• **Goal of the exercise**:
Sort through the entries below and pull out lines containing the word "structured".

^^^^

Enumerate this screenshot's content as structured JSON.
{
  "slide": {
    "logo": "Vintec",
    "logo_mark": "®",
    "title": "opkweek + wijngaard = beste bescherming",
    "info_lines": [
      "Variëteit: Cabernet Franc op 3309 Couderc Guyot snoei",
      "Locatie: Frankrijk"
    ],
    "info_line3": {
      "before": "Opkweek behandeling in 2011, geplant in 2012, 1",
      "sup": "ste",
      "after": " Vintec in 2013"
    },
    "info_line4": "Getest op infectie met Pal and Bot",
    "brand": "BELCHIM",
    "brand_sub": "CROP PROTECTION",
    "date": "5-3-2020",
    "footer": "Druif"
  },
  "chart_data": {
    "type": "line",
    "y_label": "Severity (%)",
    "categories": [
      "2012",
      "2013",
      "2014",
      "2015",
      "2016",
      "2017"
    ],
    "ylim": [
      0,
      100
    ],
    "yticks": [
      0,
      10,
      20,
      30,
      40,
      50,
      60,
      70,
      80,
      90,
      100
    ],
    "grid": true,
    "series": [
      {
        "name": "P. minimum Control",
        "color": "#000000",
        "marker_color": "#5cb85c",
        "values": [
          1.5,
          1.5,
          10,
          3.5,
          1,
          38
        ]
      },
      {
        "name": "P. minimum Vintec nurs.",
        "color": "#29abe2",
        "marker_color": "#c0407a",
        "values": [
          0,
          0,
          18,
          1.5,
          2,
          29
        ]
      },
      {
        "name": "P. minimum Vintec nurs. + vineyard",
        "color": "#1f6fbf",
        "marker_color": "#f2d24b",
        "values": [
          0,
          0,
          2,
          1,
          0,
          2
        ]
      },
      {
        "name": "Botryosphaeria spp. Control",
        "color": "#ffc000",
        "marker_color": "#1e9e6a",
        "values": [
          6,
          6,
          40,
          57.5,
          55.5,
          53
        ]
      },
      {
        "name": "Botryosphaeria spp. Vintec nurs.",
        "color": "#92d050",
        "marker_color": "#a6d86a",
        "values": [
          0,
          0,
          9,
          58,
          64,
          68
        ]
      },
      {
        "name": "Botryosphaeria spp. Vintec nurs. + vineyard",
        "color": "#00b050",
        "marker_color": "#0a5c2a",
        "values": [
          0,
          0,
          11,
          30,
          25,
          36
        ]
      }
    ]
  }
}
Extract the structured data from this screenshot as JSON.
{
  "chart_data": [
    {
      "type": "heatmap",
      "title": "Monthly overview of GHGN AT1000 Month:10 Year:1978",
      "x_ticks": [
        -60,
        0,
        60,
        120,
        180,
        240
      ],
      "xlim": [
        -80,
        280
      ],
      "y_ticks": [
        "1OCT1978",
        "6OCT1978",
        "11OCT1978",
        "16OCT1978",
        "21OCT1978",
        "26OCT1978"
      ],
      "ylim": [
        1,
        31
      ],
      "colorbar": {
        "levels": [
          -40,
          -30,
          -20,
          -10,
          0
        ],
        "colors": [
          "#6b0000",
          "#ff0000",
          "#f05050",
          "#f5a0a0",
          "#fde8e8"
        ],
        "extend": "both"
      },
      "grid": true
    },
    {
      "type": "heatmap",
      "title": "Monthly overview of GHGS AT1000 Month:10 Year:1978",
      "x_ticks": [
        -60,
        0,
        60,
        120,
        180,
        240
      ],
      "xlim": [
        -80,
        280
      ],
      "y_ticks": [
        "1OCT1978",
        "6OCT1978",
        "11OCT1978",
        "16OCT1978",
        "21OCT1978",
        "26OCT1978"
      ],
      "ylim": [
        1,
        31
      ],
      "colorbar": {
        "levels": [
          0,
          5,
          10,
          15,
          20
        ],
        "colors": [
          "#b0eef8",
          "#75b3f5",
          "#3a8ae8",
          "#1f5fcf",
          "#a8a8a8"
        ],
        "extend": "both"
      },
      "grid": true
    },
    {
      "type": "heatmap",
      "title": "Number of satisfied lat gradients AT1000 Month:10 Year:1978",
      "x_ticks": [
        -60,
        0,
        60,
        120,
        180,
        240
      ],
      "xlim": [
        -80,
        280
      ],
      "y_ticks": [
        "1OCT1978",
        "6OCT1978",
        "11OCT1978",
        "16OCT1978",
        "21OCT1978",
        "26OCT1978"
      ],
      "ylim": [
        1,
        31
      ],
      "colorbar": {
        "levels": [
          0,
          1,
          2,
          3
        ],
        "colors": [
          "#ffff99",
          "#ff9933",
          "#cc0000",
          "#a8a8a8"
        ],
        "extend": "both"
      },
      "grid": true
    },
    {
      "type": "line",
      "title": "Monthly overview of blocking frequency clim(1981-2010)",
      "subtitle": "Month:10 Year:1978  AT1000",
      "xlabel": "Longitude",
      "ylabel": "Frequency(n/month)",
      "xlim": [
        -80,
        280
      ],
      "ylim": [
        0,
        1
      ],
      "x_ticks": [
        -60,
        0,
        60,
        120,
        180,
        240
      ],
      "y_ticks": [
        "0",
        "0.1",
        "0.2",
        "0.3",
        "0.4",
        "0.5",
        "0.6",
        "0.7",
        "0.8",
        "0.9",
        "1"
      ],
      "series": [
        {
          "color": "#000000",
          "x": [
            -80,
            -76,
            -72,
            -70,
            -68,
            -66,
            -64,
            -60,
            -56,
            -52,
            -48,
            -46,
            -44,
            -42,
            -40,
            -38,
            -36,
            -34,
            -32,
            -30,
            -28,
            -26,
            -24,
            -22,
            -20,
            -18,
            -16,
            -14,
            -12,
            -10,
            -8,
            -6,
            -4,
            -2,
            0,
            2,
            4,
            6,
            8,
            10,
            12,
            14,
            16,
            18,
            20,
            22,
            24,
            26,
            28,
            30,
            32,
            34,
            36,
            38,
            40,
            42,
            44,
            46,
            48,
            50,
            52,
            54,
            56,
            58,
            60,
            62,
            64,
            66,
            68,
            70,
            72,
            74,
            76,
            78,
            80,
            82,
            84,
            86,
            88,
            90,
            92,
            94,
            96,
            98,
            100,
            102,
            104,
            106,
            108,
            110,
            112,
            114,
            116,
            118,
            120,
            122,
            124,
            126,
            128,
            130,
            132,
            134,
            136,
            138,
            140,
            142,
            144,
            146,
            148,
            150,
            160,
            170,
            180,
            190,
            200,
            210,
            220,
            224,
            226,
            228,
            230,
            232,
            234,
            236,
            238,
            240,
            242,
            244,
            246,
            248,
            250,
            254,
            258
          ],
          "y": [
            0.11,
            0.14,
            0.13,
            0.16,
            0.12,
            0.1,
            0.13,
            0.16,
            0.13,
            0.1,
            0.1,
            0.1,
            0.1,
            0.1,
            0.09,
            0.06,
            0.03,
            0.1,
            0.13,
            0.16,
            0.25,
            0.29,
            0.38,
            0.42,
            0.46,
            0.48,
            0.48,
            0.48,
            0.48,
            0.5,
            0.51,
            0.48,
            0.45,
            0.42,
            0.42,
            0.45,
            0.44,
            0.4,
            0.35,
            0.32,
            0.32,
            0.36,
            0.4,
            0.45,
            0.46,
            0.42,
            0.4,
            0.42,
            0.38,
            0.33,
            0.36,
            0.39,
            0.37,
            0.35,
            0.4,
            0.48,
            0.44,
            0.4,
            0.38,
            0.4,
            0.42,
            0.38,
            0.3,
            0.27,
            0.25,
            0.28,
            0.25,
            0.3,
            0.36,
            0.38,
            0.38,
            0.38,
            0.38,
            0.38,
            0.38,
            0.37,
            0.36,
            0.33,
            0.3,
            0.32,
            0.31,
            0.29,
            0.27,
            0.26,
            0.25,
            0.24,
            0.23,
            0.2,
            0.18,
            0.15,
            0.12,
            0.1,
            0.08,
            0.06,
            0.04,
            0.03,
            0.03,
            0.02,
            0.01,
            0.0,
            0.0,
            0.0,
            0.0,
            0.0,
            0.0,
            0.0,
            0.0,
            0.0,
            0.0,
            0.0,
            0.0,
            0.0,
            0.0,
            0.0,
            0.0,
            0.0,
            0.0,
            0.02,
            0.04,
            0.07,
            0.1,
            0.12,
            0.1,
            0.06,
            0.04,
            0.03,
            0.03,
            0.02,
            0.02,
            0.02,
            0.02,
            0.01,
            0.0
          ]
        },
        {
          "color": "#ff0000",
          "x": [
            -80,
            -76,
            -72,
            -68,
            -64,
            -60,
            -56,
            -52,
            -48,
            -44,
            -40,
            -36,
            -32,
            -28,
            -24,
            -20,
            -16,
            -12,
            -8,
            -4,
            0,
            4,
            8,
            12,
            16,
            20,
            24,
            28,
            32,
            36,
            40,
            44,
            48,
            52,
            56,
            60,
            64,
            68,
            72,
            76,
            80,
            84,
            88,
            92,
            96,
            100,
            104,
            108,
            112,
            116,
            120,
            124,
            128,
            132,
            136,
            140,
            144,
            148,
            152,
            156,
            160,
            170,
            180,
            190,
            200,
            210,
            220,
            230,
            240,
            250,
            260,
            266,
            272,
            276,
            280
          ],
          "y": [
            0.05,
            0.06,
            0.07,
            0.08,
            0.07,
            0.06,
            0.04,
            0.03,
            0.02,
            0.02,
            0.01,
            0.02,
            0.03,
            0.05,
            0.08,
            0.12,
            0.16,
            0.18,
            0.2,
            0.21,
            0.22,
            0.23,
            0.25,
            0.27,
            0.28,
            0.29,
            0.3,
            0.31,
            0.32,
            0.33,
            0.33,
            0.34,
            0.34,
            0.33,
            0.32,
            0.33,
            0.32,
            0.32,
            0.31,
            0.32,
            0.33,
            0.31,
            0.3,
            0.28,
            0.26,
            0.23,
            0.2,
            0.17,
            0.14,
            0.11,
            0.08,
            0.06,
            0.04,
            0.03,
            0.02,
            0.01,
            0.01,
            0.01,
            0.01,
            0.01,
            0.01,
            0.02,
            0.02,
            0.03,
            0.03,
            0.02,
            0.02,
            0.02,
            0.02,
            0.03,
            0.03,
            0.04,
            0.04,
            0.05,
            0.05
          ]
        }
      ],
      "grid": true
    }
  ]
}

^^^^

• **Exercise result**:
Enumerate this screenshot's content as structured JSON.
Extract the structured data from this screenshot as JSON.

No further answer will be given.